> Written instruction:
Omit all pictures, then retype the data exactly as given.
— START —
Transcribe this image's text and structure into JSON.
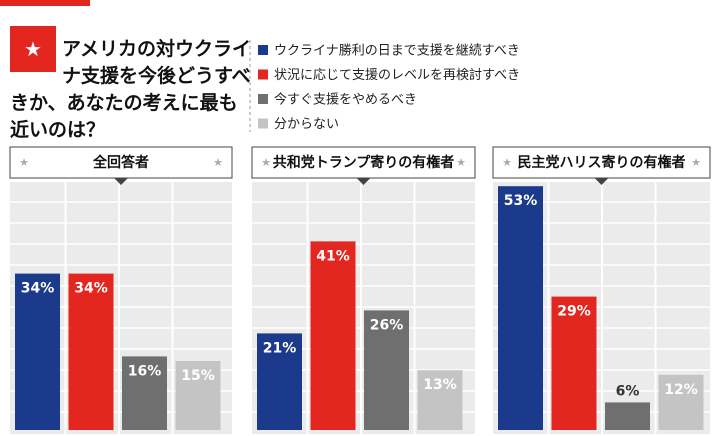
{
  "chart_data": {
    "type": "bar",
    "title": "アメリカの対ウクライナ支援を今後どうすべきか、あなたの考えに最も近いのは？",
    "categories": [
      "全回答者",
      "共和党トランプ寄りの有権者",
      "民主党ハリス寄りの有権者"
    ],
    "series": [
      {
        "name": "ウクライナ勝利の日まで支援を継続すべき",
        "color": "#1c3a8c",
        "values": [
          34,
          21,
          53
        ],
        "value_labels": [
          "34%",
          "21%",
          "53%"
        ]
      },
      {
        "name": "状況に応じて支援のレベルを再検討すべき",
        "color": "#e3261f",
        "values": [
          34,
          41,
          29
        ],
        "value_labels": [
          "34%",
          "41%",
          "29%"
        ]
      },
      {
        "name": "今すぐ支援をやめるべき",
        "color": "#6f6f6f",
        "values": [
          16,
          26,
          6
        ],
        "value_labels": [
          "16%",
          "26%",
          "6%"
        ]
      },
      {
        "name": "分からない",
        "color": "#c4c4c4",
        "values": [
          15,
          13,
          12
        ],
        "value_labels": [
          "15%",
          "13%",
          "12%"
        ]
      }
    ]
  }
}
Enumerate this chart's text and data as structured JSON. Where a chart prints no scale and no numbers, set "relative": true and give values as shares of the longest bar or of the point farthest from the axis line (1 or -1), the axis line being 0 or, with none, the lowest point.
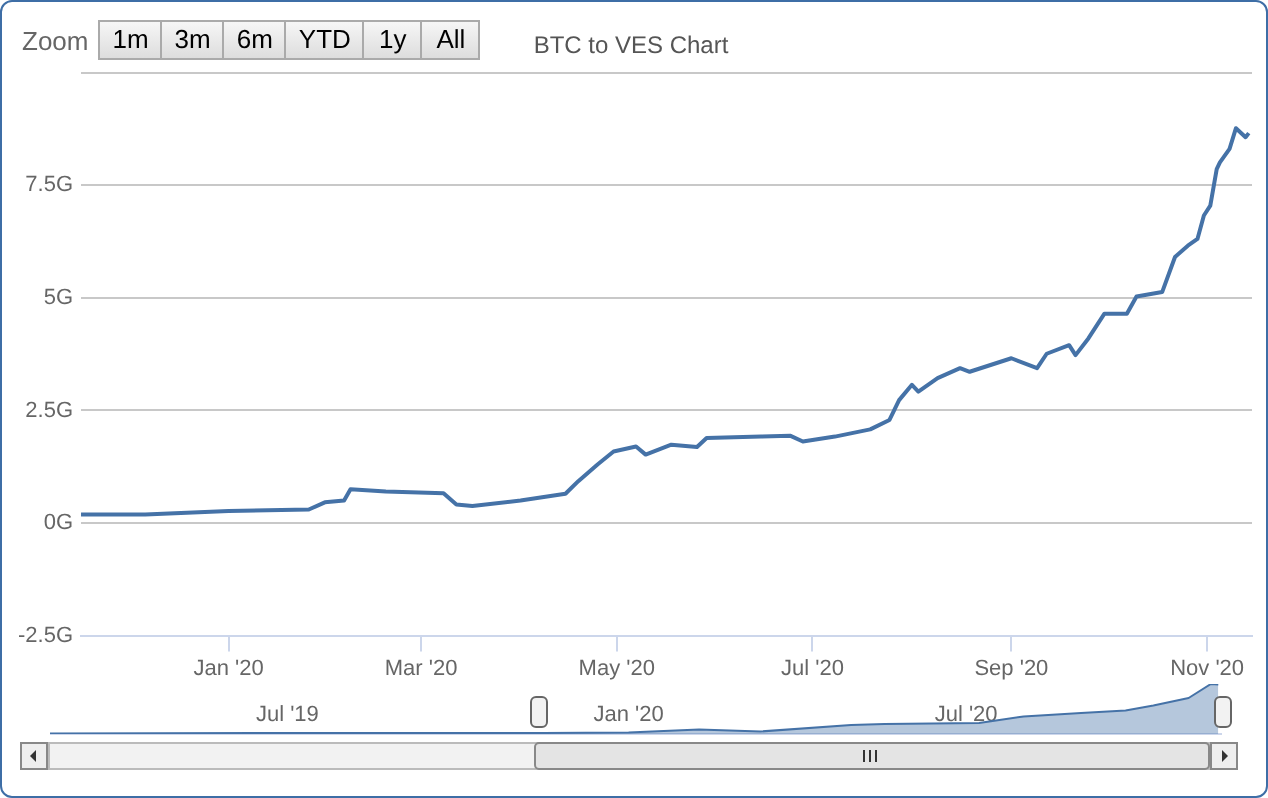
{
  "chart_data": [
    {
      "type": "line",
      "title": "BTC to VES Chart",
      "annotations": [
        "Zoom",
        "1m",
        "3m",
        "6m",
        "YTD",
        "1y",
        "All"
      ],
      "xlim": [
        "2019-11-16",
        "2020-11-15"
      ],
      "xticks": [
        {
          "value": "2020-01-01",
          "label": "Jan '20"
        },
        {
          "value": "2020-03-01",
          "label": "Mar '20"
        },
        {
          "value": "2020-05-01",
          "label": "May '20"
        },
        {
          "value": "2020-07-01",
          "label": "Jul '20"
        },
        {
          "value": "2020-09-01",
          "label": "Sep '20"
        },
        {
          "value": "2020-11-01",
          "label": "Nov '20"
        }
      ],
      "ylim": [
        -2.5,
        10
      ],
      "yticks": [
        {
          "value": -2.5,
          "label": "-2.5G"
        },
        {
          "value": 0,
          "label": "0G"
        },
        {
          "value": 2.5,
          "label": "2.5G"
        },
        {
          "value": 5,
          "label": "5G"
        },
        {
          "value": 7.5,
          "label": "7.5G"
        },
        {
          "value": 10,
          "label": null
        }
      ],
      "grid": "y",
      "legend": false,
      "marker": "none",
      "series": [
        {
          "color": "#4572a7",
          "x": [
            "2019-11-16",
            "2019-12-06",
            "2020-01-01",
            "2020-01-26",
            "2020-01-31",
            "2020-02-06",
            "2020-02-08",
            "2020-02-19",
            "2020-03-08",
            "2020-03-12",
            "2020-03-17",
            "2020-04-01",
            "2020-04-15",
            "2020-04-19",
            "2020-04-25",
            "2020-04-30",
            "2020-05-07",
            "2020-05-10",
            "2020-05-18",
            "2020-05-26",
            "2020-05-29",
            "2020-06-15",
            "2020-06-24",
            "2020-06-28",
            "2020-07-08",
            "2020-07-19",
            "2020-07-25",
            "2020-07-28",
            "2020-08-01",
            "2020-08-03",
            "2020-08-09",
            "2020-08-16",
            "2020-08-19",
            "2020-09-01",
            "2020-09-09",
            "2020-09-12",
            "2020-09-19",
            "2020-09-21",
            "2020-09-25",
            "2020-09-30",
            "2020-10-07",
            "2020-10-10",
            "2020-10-18",
            "2020-10-22",
            "2020-10-26",
            "2020-10-29",
            "2020-10-31",
            "2020-11-02",
            "2020-11-04",
            "2020-11-05",
            "2020-11-08",
            "2020-11-10",
            "2020-11-13",
            "2020-11-14"
          ],
          "values": [
            0.19,
            0.19,
            0.27,
            0.3,
            0.46,
            0.5,
            0.75,
            0.7,
            0.66,
            0.41,
            0.38,
            0.5,
            0.65,
            0.93,
            1.3,
            1.59,
            1.7,
            1.52,
            1.74,
            1.69,
            1.89,
            1.92,
            1.94,
            1.81,
            1.92,
            2.08,
            2.29,
            2.73,
            3.07,
            2.92,
            3.22,
            3.44,
            3.36,
            3.66,
            3.44,
            3.76,
            3.95,
            3.73,
            4.1,
            4.65,
            4.65,
            5.03,
            5.13,
            5.91,
            6.16,
            6.31,
            6.83,
            7.05,
            7.86,
            8.01,
            8.31,
            8.77,
            8.57,
            8.66
          ]
        }
      ]
    },
    {
      "type": "area",
      "relative": true,
      "legend": false,
      "marker": "none",
      "tick_labels": "x",
      "xlim": [
        "2019-02-23",
        "2020-11-16"
      ],
      "xticks": [
        {
          "value": "2019-07-01",
          "label": "Jul '19"
        },
        {
          "value": "2020-01-01",
          "label": "Jan '20"
        },
        {
          "value": "2020-07-01",
          "label": "Jul '20"
        }
      ],
      "series": [
        {
          "color": "#4572a7",
          "x": [
            "2019-02-23",
            "2019-07-01",
            "2019-11-16",
            "2020-01-01",
            "2020-02-08",
            "2020-03-12",
            "2020-04-30",
            "2020-05-18",
            "2020-07-08",
            "2020-08-01",
            "2020-09-01",
            "2020-09-25",
            "2020-10-10",
            "2020-10-29",
            "2020-11-10",
            "2020-11-14"
          ],
          "values": [
            0.01,
            0.02,
            0.02,
            0.03,
            0.09,
            0.05,
            0.18,
            0.2,
            0.22,
            0.35,
            0.42,
            0.47,
            0.57,
            0.72,
            1,
            0.99
          ]
        }
      ]
    }
  ]
}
— END —
> Response to this task:
Transcribe this image's text and structure into JSON.
{
  "chart_data": {
    "type": "bar",
    "title": "アメリカの対ウクライナ支援を今後どうすべきか、あなたの考えに最も近いのは？",
    "categories": [
      "全回答者",
      "共和党トランプ寄りの有権者",
      "民主党ハリス寄りの有権者"
    ],
    "series": [
      {
        "name": "ウクライナ勝利の日まで支援を継続すべき",
        "color": "#1c3a8c",
        "values": [
          34,
          21,
          53
        ],
        "value_labels": [
          "34%",
          "21%",
          "53%"
        ]
      },
      {
        "name": "状況に応じて支援のレベルを再検討すべき",
        "color": "#e3261f",
        "values": [
          34,
          41,
          29
        ],
        "value_labels": [
          "34%",
          "41%",
          "29%"
        ]
      },
      {
        "name": "今すぐ支援をやめるべき",
        "color": "#6f6f6f",
        "values": [
          16,
          26,
          6
        ],
        "value_labels": [
          "16%",
          "26%",
          "6%"
        ]
      },
      {
        "name": "分からない",
        "color": "#c4c4c4",
        "values": [
          15,
          13,
          12
        ],
        "value_labels": [
          "15%",
          "13%",
          "12%"
        ]
      }
    ]
  }
}
Enumerate this chart's text and data as structured JSON. Where a chart prints no scale and no numbers, set "relative": true and give values as shares of the longest bar or of the point farthest from the axis line (1 or -1), the axis line being 0 or, with none, the lowest point.
{
  "chart_data": [
    {
      "type": "line",
      "title": "BTC to VES Chart",
      "annotations": [
        "Zoom",
        "1m",
        "3m",
        "6m",
        "YTD",
        "1y",
        "All"
      ],
      "xlim": [
        "2019-11-16",
        "2020-11-15"
      ],
      "xticks": [
        {
          "value": "2020-01-01",
          "label": "Jan '20"
        },
        {
          "value": "2020-03-01",
          "label": "Mar '20"
        },
        {
          "value": "2020-05-01",
          "label": "May '20"
        },
        {
          "value": "2020-07-01",
          "label": "Jul '20"
        },
        {
          "value": "2020-09-01",
          "label": "Sep '20"
        },
        {
          "value": "2020-11-01",
          "label": "Nov '20"
        }
      ],
      "ylim": [
        -2.5,
        10
      ],
      "yticks": [
        {
          "value": -2.5,
          "label": "-2.5G"
        },
        {
          "value": 0,
          "label": "0G"
        },
        {
          "value": 2.5,
          "label": "2.5G"
        },
        {
          "value": 5,
          "label": "5G"
        },
        {
          "value": 7.5,
          "label": "7.5G"
        },
        {
          "value": 10,
          "label": null
        }
      ],
      "grid": "y",
      "legend": false,
      "marker": "none",
      "series": [
        {
          "color": "#4572a7",
          "x": [
            "2019-11-16",
            "2019-12-06",
            "2020-01-01",
            "2020-01-26",
            "2020-01-31",
            "2020-02-06",
            "2020-02-08",
            "2020-02-19",
            "2020-03-08",
            "2020-03-12",
            "2020-03-17",
            "2020-04-01",
            "2020-04-15",
            "2020-04-19",
            "2020-04-25",
            "2020-04-30",
            "2020-05-07",
            "2020-05-10",
            "2020-05-18",
            "2020-05-26",
            "2020-05-29",
            "2020-06-15",
            "2020-06-24",
            "2020-06-28",
            "2020-07-08",
            "2020-07-19",
            "2020-07-25",
            "2020-07-28",
            "2020-08-01",
            "2020-08-03",
            "2020-08-09",
            "2020-08-16",
            "2020-08-19",
            "2020-09-01",
            "2020-09-09",
            "2020-09-12",
            "2020-09-19",
            "2020-09-21",
            "2020-09-25",
            "2020-09-30",
            "2020-10-07",
            "2020-10-10",
            "2020-10-18",
            "2020-10-22",
            "2020-10-26",
            "2020-10-29",
            "2020-10-31",
            "2020-11-02",
            "2020-11-04",
            "2020-11-05",
            "2020-11-08",
            "2020-11-10",
            "2020-11-13",
            "2020-11-14"
          ],
          "values": [
            0.19,
            0.19,
            0.27,
            0.3,
            0.46,
            0.5,
            0.75,
            0.7,
            0.66,
            0.41,
            0.38,
            0.5,
            0.65,
            0.93,
            1.3,
            1.59,
            1.7,
            1.52,
            1.74,
            1.69,
            1.89,
            1.92,
            1.94,
            1.81,
            1.92,
            2.08,
            2.29,
            2.73,
            3.07,
            2.92,
            3.22,
            3.44,
            3.36,
            3.66,
            3.44,
            3.76,
            3.95,
            3.73,
            4.1,
            4.65,
            4.65,
            5.03,
            5.13,
            5.91,
            6.16,
            6.31,
            6.83,
            7.05,
            7.86,
            8.01,
            8.31,
            8.77,
            8.57,
            8.66
          ]
        }
      ]
    },
    {
      "type": "area",
      "relative": true,
      "legend": false,
      "marker": "none",
      "tick_labels": "x",
      "xlim": [
        "2019-02-23",
        "2020-11-16"
      ],
      "xticks": [
        {
          "value": "2019-07-01",
          "label": "Jul '19"
        },
        {
          "value": "2020-01-01",
          "label": "Jan '20"
        },
        {
          "value": "2020-07-01",
          "label": "Jul '20"
        }
      ],
      "series": [
        {
          "color": "#4572a7",
          "x": [
            "2019-02-23",
            "2019-07-01",
            "2019-11-16",
            "2020-01-01",
            "2020-02-08",
            "2020-03-12",
            "2020-04-30",
            "2020-05-18",
            "2020-07-08",
            "2020-08-01",
            "2020-09-01",
            "2020-09-25",
            "2020-10-10",
            "2020-10-29",
            "2020-11-10",
            "2020-11-14"
          ],
          "values": [
            0.01,
            0.02,
            0.02,
            0.03,
            0.09,
            0.05,
            0.18,
            0.2,
            0.22,
            0.35,
            0.42,
            0.47,
            0.57,
            0.72,
            1,
            0.99
          ]
        }
      ]
    }
  ]
}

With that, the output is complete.